● **Problem to work on**
Pick out every line of the entries below where "bliknutia" occurs, and copy those lines.

● **Data provided**
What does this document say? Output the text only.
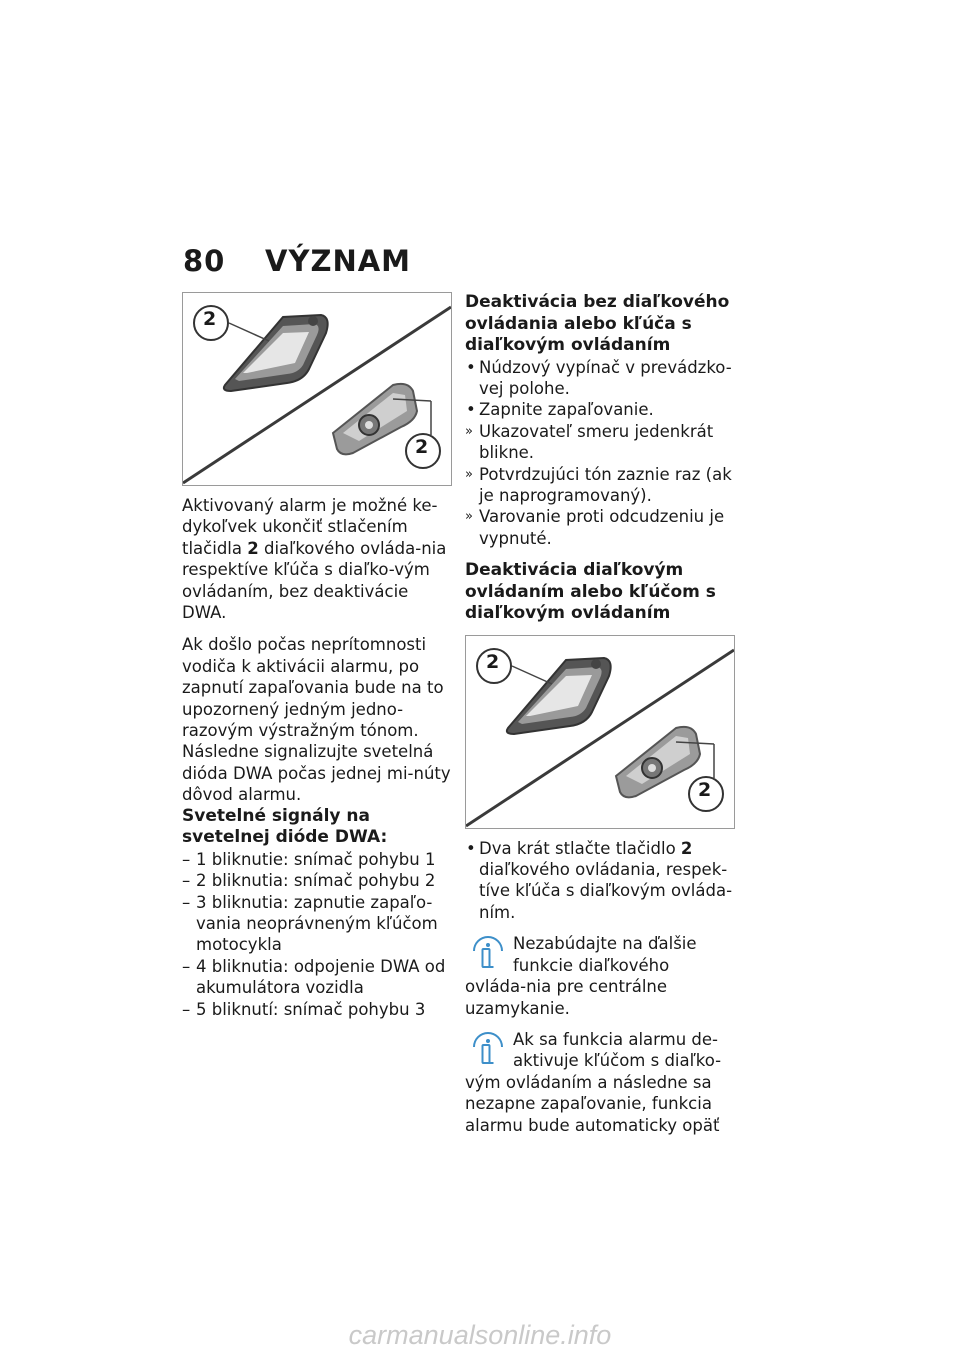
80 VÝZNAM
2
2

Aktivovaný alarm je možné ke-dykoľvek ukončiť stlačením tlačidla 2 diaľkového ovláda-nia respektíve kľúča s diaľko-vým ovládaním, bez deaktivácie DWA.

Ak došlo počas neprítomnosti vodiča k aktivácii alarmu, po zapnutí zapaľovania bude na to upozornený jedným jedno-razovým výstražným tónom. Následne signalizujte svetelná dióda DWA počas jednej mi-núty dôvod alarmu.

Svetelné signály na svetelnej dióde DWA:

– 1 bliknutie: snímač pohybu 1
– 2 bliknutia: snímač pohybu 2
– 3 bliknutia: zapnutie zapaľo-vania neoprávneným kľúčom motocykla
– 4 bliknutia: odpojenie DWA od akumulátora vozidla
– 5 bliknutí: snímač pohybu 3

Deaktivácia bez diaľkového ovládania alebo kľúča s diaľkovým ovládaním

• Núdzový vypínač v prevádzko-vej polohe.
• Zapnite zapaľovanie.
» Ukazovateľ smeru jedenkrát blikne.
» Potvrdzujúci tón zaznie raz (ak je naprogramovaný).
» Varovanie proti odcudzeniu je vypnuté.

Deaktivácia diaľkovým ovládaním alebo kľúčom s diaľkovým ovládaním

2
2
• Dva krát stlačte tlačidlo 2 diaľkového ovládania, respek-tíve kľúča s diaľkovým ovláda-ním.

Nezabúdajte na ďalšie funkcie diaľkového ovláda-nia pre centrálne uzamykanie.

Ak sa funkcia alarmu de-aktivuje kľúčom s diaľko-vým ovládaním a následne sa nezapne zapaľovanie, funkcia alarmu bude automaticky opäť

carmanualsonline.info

...

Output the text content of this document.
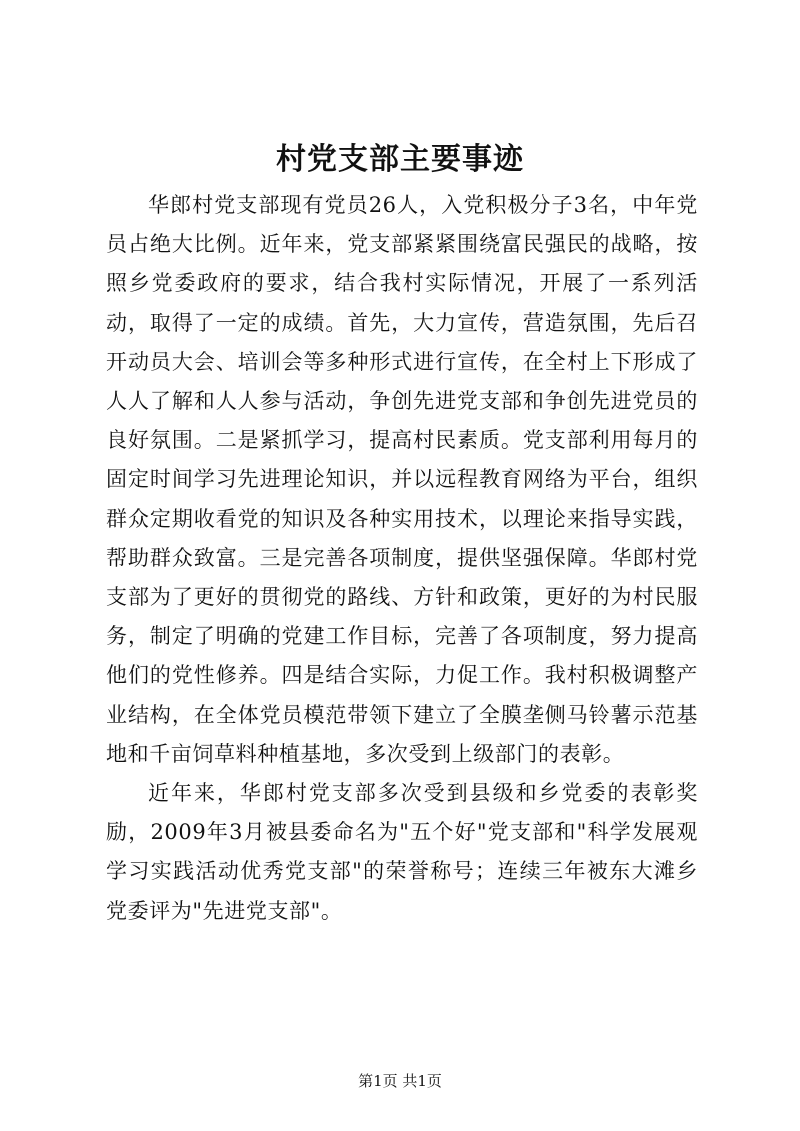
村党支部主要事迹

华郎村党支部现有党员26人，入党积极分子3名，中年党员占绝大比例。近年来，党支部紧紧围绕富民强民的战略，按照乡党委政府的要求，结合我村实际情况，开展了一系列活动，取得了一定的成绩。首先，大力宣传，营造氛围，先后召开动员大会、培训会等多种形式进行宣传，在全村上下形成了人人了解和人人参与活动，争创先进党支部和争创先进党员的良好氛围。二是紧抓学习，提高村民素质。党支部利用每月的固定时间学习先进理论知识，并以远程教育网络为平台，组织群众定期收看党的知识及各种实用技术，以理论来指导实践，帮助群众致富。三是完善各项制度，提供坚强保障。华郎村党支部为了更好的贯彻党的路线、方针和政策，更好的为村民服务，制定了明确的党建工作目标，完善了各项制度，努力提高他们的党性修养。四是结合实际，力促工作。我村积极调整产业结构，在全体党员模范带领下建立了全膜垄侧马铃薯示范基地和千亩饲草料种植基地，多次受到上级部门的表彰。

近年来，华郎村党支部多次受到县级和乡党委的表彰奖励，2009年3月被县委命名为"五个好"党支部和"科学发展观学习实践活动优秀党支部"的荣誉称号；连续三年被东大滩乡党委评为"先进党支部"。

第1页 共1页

---

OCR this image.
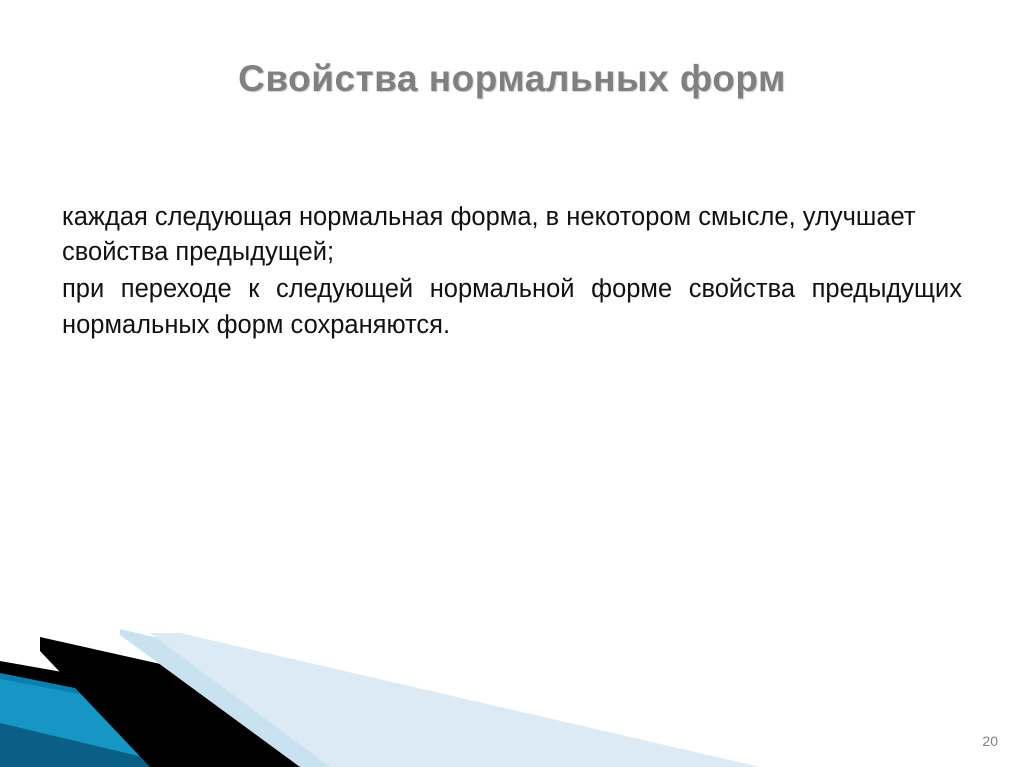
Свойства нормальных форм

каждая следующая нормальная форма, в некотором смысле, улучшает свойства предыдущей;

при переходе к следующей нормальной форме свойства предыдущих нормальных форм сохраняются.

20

● **Answer to this exercise**
– 2 bliknutia: snímač pohybu 2
– 3 bliknutia: zapnutie zapaľo-vania neoprávneným kľúčom motocykla
– 4 bliknutia: odpojenie DWA od akumulátora vozidla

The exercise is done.